= STATED TASK =
Every record that follows must be duplicated exactly, with images left out.

--- START TASK INPUTS ---

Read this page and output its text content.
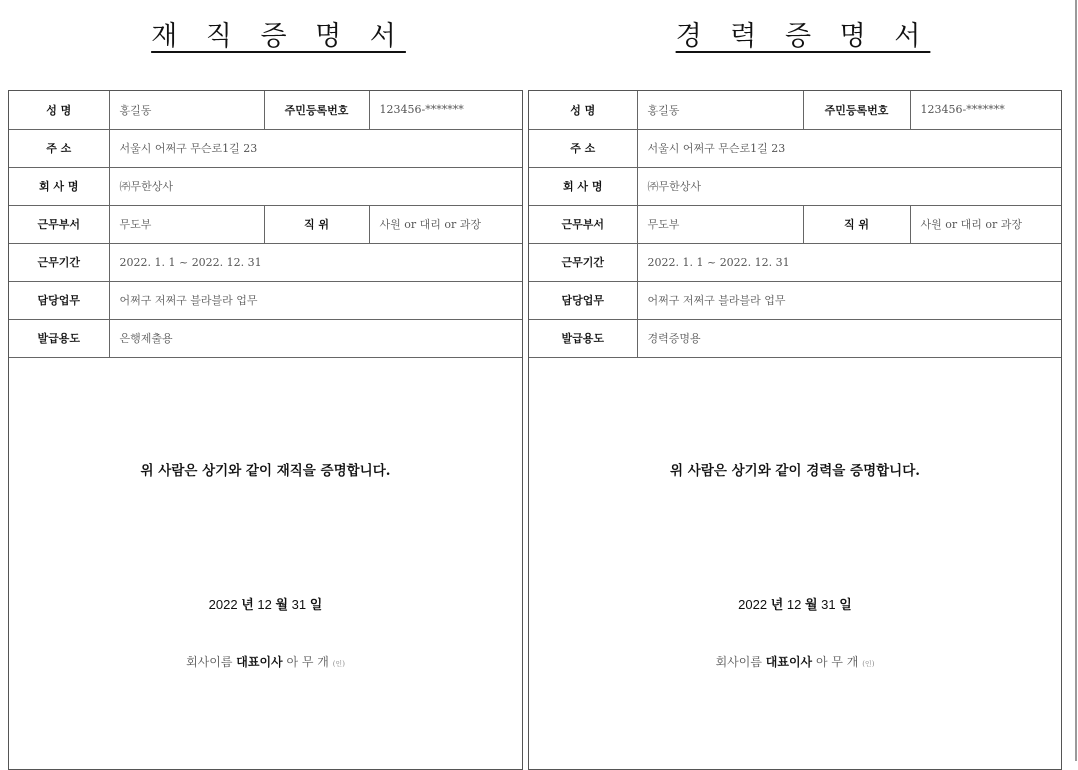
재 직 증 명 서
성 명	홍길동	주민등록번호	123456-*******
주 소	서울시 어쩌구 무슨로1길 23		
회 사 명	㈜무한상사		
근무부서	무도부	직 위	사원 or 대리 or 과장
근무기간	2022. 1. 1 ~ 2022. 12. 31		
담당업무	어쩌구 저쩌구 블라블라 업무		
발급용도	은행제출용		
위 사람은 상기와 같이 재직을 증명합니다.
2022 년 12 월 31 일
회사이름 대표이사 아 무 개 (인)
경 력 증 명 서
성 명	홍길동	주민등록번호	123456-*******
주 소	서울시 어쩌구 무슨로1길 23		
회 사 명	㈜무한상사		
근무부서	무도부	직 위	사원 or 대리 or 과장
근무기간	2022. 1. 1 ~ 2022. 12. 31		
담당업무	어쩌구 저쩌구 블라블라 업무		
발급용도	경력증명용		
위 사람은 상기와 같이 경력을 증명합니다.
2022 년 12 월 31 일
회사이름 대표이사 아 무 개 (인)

--- END TASK INPUTS ---

= COMPLETE RESPONSE =
Read this page and output its text content.
재 직 증 명 서
성 명	홍길동	주민등록번호	123456-*******
주 소	서울시 어쩌구 무슨로1길 23		
회 사 명	㈜무한상사		
근무부서	무도부	직 위	사원 or 대리 or 과장
근무기간	2022. 1. 1 ~ 2022. 12. 31		
담당업무	어쩌구 저쩌구 블라블라 업무		
발급용도	은행제출용		
위 사람은 상기와 같이 재직을 증명합니다.
2022 년 12 월 31 일
회사이름 대표이사 아 무 개 (인)
경 력 증 명 서
성 명	홍길동	주민등록번호	123456-*******
주 소	서울시 어쩌구 무슨로1길 23		
회 사 명	㈜무한상사		
근무부서	무도부	직 위	사원 or 대리 or 과장
근무기간	2022. 1. 1 ~ 2022. 12. 31		
담당업무	어쩌구 저쩌구 블라블라 업무		
발급용도	경력증명용		
위 사람은 상기와 같이 경력을 증명합니다.
2022 년 12 월 31 일
회사이름 대표이사 아 무 개 (인)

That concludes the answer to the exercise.